Recorded data:
::::

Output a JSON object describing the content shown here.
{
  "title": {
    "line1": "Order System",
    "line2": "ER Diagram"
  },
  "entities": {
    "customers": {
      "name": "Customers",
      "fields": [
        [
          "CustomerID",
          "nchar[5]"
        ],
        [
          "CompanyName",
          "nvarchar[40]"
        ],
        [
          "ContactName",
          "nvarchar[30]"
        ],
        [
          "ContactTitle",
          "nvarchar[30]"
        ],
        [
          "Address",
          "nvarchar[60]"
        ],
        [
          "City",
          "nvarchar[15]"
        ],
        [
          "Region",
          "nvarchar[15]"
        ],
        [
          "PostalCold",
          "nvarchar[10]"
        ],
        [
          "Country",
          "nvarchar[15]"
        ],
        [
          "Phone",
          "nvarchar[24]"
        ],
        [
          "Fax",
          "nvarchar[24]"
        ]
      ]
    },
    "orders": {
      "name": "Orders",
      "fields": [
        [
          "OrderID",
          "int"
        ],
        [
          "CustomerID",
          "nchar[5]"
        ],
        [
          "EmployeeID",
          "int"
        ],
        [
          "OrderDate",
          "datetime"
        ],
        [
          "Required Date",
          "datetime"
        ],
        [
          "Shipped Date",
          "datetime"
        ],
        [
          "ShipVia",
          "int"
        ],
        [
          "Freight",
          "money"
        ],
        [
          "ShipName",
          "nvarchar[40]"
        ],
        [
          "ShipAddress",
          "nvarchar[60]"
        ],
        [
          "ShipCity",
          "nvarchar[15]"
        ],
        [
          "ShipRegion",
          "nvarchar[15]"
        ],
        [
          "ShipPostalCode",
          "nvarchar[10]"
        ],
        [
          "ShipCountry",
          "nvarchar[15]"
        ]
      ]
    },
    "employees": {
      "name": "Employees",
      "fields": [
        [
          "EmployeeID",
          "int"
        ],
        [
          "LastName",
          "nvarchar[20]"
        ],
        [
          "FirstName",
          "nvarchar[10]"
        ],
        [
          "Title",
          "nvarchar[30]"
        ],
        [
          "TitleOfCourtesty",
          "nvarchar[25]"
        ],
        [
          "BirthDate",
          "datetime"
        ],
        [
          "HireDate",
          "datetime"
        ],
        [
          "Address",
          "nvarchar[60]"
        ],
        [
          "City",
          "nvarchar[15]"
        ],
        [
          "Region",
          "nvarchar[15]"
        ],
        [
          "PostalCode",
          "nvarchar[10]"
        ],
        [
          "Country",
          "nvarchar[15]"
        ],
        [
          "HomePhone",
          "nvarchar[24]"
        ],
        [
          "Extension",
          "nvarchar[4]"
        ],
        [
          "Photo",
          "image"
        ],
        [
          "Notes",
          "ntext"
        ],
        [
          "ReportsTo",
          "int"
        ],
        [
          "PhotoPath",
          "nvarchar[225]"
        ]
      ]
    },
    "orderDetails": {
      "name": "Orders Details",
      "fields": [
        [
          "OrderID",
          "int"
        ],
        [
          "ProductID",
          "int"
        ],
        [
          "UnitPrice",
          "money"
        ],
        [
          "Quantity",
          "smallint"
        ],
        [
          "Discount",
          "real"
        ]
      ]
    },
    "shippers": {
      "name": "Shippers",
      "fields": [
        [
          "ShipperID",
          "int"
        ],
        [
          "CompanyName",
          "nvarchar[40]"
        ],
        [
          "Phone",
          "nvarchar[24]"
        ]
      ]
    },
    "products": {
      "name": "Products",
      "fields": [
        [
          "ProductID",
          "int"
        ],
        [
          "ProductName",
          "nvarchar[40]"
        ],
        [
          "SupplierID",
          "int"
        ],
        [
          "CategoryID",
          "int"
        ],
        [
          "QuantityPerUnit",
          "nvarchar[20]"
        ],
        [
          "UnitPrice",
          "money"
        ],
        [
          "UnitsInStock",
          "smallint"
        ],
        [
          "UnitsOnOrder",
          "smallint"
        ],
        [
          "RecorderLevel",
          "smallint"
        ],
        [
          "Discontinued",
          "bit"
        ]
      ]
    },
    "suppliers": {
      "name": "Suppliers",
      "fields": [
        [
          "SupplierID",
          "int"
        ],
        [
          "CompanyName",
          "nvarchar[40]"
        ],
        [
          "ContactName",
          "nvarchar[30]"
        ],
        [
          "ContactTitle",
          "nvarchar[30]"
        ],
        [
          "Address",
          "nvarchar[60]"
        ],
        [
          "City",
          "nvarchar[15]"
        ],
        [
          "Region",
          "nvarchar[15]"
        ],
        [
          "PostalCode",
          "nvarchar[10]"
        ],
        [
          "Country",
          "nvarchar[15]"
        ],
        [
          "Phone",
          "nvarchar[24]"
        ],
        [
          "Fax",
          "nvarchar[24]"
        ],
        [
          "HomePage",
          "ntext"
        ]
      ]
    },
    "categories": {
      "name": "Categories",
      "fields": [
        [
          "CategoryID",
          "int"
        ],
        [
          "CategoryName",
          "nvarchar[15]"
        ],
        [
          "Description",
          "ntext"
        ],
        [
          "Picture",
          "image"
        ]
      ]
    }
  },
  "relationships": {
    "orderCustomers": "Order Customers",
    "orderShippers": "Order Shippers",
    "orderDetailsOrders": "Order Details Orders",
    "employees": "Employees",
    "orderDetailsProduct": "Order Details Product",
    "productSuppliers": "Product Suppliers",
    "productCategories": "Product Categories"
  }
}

::::

▸ **WHAT YOU ARE ASKED TO DO**:
Write out all the data again, exactly as it appears.

▸ **PROBLEM SOLUTION**:
Output a JSON object describing the content shown here.
{
  "title": {
    "line1": "Order System",
    "line2": "ER Diagram"
  },
  "entities": {
    "customers": {
      "name": "Customers",
      "fields": [
        [
          "CustomerID",
          "nchar[5]"
        ],
        [
          "CompanyName",
          "nvarchar[40]"
        ],
        [
          "ContactName",
          "nvarchar[30]"
        ],
        [
          "ContactTitle",
          "nvarchar[30]"
        ],
        [
          "Address",
          "nvarchar[60]"
        ],
        [
          "City",
          "nvarchar[15]"
        ],
        [
          "Region",
          "nvarchar[15]"
        ],
        [
          "PostalCold",
          "nvarchar[10]"
        ],
        [
          "Country",
          "nvarchar[15]"
        ],
        [
          "Phone",
          "nvarchar[24]"
        ],
        [
          "Fax",
          "nvarchar[24]"
        ]
      ]
    },
    "orders": {
      "name": "Orders",
      "fields": [
        [
          "OrderID",
          "int"
        ],
        [
          "CustomerID",
          "nchar[5]"
        ],
        [
          "EmployeeID",
          "int"
        ],
        [
          "OrderDate",
          "datetime"
        ],
        [
          "Required Date",
          "datetime"
        ],
        [
          "Shipped Date",
          "datetime"
        ],
        [
          "ShipVia",
          "int"
        ],
        [
          "Freight",
          "money"
        ],
        [
          "ShipName",
          "nvarchar[40]"
        ],
        [
          "ShipAddress",
          "nvarchar[60]"
        ],
        [
          "ShipCity",
          "nvarchar[15]"
        ],
        [
          "ShipRegion",
          "nvarchar[15]"
        ],
        [
          "ShipPostalCode",
          "nvarchar[10]"
        ],
        [
          "ShipCountry",
          "nvarchar[15]"
        ]
      ]
    },
    "employees": {
      "name": "Employees",
      "fields": [
        [
          "EmployeeID",
          "int"
        ],
        [
          "LastName",
          "nvarchar[20]"
        ],
        [
          "FirstName",
          "nvarchar[10]"
        ],
        [
          "Title",
          "nvarchar[30]"
        ],
        [
          "TitleOfCourtesty",
          "nvarchar[25]"
        ],
        [
          "BirthDate",
          "datetime"
        ],
        [
          "HireDate",
          "datetime"
        ],
        [
          "Address",
          "nvarchar[60]"
        ],
        [
          "City",
          "nvarchar[15]"
        ],
        [
          "Region",
          "nvarchar[15]"
        ],
        [
          "PostalCode",
          "nvarchar[10]"
        ],
        [
          "Country",
          "nvarchar[15]"
        ],
        [
          "HomePhone",
          "nvarchar[24]"
        ],
        [
          "Extension",
          "nvarchar[4]"
        ],
        [
          "Photo",
          "image"
        ],
        [
          "Notes",
          "ntext"
        ],
        [
          "ReportsTo",
          "int"
        ],
        [
          "PhotoPath",
          "nvarchar[225]"
        ]
      ]
    },
    "orderDetails": {
      "name": "Orders Details",
      "fields": [
        [
          "OrderID",
          "int"
        ],
        [
          "ProductID",
          "int"
        ],
        [
          "UnitPrice",
          "money"
        ],
        [
          "Quantity",
          "smallint"
        ],
        [
          "Discount",
          "real"
        ]
      ]
    },
    "shippers": {
      "name": "Shippers",
      "fields": [
        [
          "ShipperID",
          "int"
        ],
        [
          "CompanyName",
          "nvarchar[40]"
        ],
        [
          "Phone",
          "nvarchar[24]"
        ]
      ]
    },
    "products": {
      "name": "Products",
      "fields": [
        [
          "ProductID",
          "int"
        ],
        [
          "ProductName",
          "nvarchar[40]"
        ],
        [
          "SupplierID",
          "int"
        ],
        [
          "CategoryID",
          "int"
        ],
        [
          "QuantityPerUnit",
          "nvarchar[20]"
        ],
        [
          "UnitPrice",
          "money"
        ],
        [
          "UnitsInStock",
          "smallint"
        ],
        [
          "UnitsOnOrder",
          "smallint"
        ],
        [
          "RecorderLevel",
          "smallint"
        ],
        [
          "Discontinued",
          "bit"
        ]
      ]
    },
    "suppliers": {
      "name": "Suppliers",
      "fields": [
        [
          "SupplierID",
          "int"
        ],
        [
          "CompanyName",
          "nvarchar[40]"
        ],
        [
          "ContactName",
          "nvarchar[30]"
        ],
        [
          "ContactTitle",
          "nvarchar[30]"
        ],
        [
          "Address",
          "nvarchar[60]"
        ],
        [
          "City",
          "nvarchar[15]"
        ],
        [
          "Region",
          "nvarchar[15]"
        ],
        [
          "PostalCode",
          "nvarchar[10]"
        ],
        [
          "Country",
          "nvarchar[15]"
        ],
        [
          "Phone",
          "nvarchar[24]"
        ],
        [
          "Fax",
          "nvarchar[24]"
        ],
        [
          "HomePage",
          "ntext"
        ]
      ]
    },
    "categories": {
      "name": "Categories",
      "fields": [
        [
          "CategoryID",
          "int"
        ],
        [
          "CategoryName",
          "nvarchar[15]"
        ],
        [
          "Description",
          "ntext"
        ],
        [
          "Picture",
          "image"
        ]
      ]
    }
  },
  "relationships": {
    "orderCustomers": "Order Customers",
    "orderShippers": "Order Shippers",
    "orderDetailsOrders": "Order Details Orders",
    "employees": "Employees",
    "orderDetailsProduct": "Order Details Product",
    "productSuppliers": "Product Suppliers",
    "productCategories": "Product Categories"
  }
}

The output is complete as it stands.